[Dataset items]
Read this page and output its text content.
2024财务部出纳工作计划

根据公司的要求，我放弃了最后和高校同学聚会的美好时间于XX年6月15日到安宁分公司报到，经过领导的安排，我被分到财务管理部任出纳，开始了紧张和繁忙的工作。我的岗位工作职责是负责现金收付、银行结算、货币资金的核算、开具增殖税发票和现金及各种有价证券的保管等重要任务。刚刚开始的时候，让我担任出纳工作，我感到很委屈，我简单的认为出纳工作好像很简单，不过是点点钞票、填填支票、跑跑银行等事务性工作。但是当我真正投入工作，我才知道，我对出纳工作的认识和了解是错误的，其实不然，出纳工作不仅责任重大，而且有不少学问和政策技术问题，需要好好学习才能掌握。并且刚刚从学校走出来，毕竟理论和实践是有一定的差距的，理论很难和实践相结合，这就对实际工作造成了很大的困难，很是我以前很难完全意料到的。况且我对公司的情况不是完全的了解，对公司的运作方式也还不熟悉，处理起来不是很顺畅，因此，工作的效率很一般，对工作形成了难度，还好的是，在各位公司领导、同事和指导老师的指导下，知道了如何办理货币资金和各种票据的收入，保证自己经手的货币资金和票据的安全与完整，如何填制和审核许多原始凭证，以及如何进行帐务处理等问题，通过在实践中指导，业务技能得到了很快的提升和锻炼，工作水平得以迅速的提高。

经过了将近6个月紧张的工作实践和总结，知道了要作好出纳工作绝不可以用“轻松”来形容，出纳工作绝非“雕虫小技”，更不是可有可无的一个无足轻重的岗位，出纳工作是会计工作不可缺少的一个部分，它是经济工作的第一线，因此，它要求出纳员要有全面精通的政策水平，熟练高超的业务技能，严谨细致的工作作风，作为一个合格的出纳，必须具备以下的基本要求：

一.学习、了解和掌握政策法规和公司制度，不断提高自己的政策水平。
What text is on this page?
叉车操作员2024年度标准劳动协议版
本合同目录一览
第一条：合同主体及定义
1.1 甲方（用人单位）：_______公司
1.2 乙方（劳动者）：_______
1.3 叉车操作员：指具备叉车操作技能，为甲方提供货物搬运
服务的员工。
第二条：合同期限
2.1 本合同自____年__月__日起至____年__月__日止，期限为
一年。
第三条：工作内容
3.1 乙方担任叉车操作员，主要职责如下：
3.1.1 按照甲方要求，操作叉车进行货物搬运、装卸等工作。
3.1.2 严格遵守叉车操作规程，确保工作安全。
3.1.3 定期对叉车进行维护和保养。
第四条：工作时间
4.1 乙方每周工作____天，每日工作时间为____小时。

→ **Task description**
Reproduce, exactly and with nothing added, the lines from the one that includes "What text is on this page?" through the last line of the material.

→ **Response**
What text is on this page?
叉车操作员2024年度标准劳动协议版
本合同目录一览
第一条：合同主体及定义
1.1 甲方（用人单位）：_______公司
1.2 乙方（劳动者）：_______
1.3 叉车操作员：指具备叉车操作技能，为甲方提供货物搬运
服务的员工。
第二条：合同期限
2.1 本合同自____年__月__日起至____年__月__日止，期限为
一年。
第三条：工作内容
3.1 乙方担任叉车操作员，主要职责如下：
3.1.1 按照甲方要求，操作叉车进行货物搬运、装卸等工作。
3.1.2 严格遵守叉车操作规程，确保工作安全。
3.1.3 定期对叉车进行维护和保养。
第四条：工作时间
4.1 乙方每周工作____天，每日工作时间为____小时。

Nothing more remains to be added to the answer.